▸ TESTO FORNITO
__________
Se non si interviene nell’immediato, rischiamo lo stop agli impianti del più grande gruppo siderurgico in Europa. A Genova il carroponte è fermo; a Taranto funzionano due altiforni su tre e i continui stop and go causano problemi strutturali agli impianti; a Novi Ligure cedono le pinze e si rischia l’infortunio. Cosa c’è da aspettare? Il governo non può essere ostaggio di ArcelorMittal, deve aprire una trattativa anche con noi per garantire il piano occupazionale, industriale e ambientale. L’ultimo incontro a Palazzo Chigi non è servito a ottenere chiarezza sulla trattativa tra governo, Invitalia e ArcelorMittal, né sui contenuti del memorandum. L’unico aspetto significativo è che il ministero del Lavoro ha risposto alla nostra richiesta sulle manutenzioni per la sicurezza dei lavoratori: chiederà all’azienda di intervenire chiamandoli al lavoro. Se l’azienda non adempierà, interverranno gli ispettori.
Cosa chiedete al governo?
Il cambio della governance di Acciaierie d’Italia e l’applicazione degli accordi, a partire da quello del 2018. Le risorse che state destinate dallo Stato alla società oggi gestita da ArcelorMittal non sono servite per far risalire la produzione, siamo anzi ai minimi storici della produzione di acciaio, né sono andate in investimenti sugli impianti e sulle manutenzioni, mentre è aumentata la cassa integrazione per la maggior parte dei lavoratori.
Gli stabilimenti di Genova e Novi Ligure possono sopravvivere a una eventuale, anche se non auspicabile, chiusura di Taranto?
Non si divide quello che la lotta unisce. C’è un futuro per Genova, Novi Ligure e Taranto. C’è un futuro per la siderurgia in Italia. Il punto è se il governo vuole garantire un futuro all’industria nel nostro Paese. L’idea di dividere i lavoratori che sono scesi in piazza insieme in sciopero a Roma il 20 ottobre, e torneranno a scioperare insieme negli stabilimenti nei prossimi giorni, servirebbe solo a deresponsabilizzare azienda e governo.
Quanto acciaio produce l’Italia e qual è il fabbisogno dell’industria manifatturiera?
__________
▸ ESTRATTO DEI DATI

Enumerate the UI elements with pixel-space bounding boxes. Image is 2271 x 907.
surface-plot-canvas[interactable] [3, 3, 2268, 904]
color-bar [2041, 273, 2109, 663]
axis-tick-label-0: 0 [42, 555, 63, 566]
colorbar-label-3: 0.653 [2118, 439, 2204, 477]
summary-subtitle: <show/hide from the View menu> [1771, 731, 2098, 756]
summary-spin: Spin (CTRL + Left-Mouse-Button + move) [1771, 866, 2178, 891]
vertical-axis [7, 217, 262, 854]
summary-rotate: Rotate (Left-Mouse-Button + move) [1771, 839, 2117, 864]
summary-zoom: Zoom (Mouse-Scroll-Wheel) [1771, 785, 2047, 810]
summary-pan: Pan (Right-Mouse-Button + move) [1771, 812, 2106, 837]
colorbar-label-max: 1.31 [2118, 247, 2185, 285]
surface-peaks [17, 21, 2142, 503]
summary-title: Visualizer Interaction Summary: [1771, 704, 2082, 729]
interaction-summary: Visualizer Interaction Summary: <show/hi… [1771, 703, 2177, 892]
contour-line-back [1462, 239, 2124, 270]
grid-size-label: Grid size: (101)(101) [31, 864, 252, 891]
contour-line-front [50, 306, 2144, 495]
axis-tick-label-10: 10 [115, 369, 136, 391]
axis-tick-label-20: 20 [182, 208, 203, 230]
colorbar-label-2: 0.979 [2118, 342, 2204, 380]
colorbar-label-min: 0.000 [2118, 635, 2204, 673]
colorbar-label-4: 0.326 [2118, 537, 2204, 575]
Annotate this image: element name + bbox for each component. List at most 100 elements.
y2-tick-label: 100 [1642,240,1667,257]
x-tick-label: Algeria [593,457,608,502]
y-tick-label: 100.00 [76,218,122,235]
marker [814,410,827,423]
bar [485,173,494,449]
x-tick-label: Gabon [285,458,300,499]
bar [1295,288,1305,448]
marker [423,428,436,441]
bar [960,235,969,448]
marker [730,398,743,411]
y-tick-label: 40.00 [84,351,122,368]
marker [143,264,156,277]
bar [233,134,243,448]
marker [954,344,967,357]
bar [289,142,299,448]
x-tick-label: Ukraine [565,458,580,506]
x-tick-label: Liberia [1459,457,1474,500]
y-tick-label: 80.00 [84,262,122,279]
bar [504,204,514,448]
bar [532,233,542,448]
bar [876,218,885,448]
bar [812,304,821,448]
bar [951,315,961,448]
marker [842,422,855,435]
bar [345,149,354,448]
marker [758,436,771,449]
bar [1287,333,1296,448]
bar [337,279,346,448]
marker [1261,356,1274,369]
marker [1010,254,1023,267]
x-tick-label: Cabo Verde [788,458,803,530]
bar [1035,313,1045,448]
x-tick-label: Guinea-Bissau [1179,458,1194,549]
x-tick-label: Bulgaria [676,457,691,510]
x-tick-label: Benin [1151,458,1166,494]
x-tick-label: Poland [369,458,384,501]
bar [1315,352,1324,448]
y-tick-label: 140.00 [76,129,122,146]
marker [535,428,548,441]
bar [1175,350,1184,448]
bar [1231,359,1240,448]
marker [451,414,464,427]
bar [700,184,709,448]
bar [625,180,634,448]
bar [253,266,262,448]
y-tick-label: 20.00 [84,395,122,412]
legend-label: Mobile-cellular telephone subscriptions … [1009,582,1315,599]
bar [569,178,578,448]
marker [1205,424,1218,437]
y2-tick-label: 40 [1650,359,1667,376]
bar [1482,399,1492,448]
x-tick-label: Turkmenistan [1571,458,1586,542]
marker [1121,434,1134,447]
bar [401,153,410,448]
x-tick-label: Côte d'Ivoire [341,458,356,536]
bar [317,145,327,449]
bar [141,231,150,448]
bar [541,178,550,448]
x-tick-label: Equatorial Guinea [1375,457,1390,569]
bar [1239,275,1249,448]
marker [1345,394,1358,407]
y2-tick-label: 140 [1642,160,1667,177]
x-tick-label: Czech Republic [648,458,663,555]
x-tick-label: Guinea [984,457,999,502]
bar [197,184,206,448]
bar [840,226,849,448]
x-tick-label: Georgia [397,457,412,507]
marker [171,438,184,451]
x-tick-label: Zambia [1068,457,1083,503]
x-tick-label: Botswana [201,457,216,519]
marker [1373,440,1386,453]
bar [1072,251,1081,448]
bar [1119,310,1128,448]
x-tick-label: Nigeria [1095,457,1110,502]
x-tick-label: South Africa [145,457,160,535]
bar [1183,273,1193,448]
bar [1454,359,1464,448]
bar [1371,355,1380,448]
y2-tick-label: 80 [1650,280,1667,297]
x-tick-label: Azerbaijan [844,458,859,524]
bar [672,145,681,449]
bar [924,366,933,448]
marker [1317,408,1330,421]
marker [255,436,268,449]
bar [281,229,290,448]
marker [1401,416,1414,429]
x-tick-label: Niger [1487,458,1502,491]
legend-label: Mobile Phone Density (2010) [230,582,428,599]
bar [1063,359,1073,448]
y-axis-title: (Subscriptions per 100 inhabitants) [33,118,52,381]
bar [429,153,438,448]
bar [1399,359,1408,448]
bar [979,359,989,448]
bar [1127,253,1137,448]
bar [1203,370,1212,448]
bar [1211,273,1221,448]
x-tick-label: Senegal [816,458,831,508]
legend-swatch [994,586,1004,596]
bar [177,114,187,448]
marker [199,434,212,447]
__________
▸ ISTRUZIONI DEL COMPITO
Continua l'intervista sulla crisi di Acciaierie d'Italia dopo l'ultima domanda riportata. Le righe sono materiale a sé e non fanno parte dell'intervista.

▸ SPAZIO RISPOSTA
La siderurgia italiana ha prodotto 21 milioni di tonnellate di acciaio nel 2022, l’11% in meno del 2021. E l’anno in corso non sarà migliore. L’ex Ilva ha una capacità produttiva di 6 milioni di tonnellate con le limitazioni dell’autorizzazione integrata ambientale, ma quest’anno produrrà meno di 3 milioni di tonnellate. A Taranto occorre riattivare l’altoforno 5 e a Genova, oltre al carroponte da riparare, occorre raddoppiare il ciclo della latta.
Qual è il prezzo pagato dall’Italia per l’irrisolta (da anni) vertenza ex Ilva?
Le scelte industriali e imprenditoriali di Acciaierie D’Italia e il mancato controllo da parte dei governi hanno determinato pesanti ricadute industriali, sul salario dei lavoratori e sulla salute e sicurezza e stanno anche determinando effetti negativi da un punto di vista economico e sociale per le città in cui insistono gli stabilimenti. Senza soldi non si canta messa. Il governo afferma di avere le risorse, ArcelorMittal dica se mette la sua parte, altrimenti il socio pubblico dia seguito a quello che ha dichiarato e acquisisca il controllo e la gestione.
Restando sulle ricadute industriali: l’import di coils in Italia è raddoppiato, tra il 2012 e il 2022. Alla crisi dell’ex Ilva si sono poi aggiunte le guerre.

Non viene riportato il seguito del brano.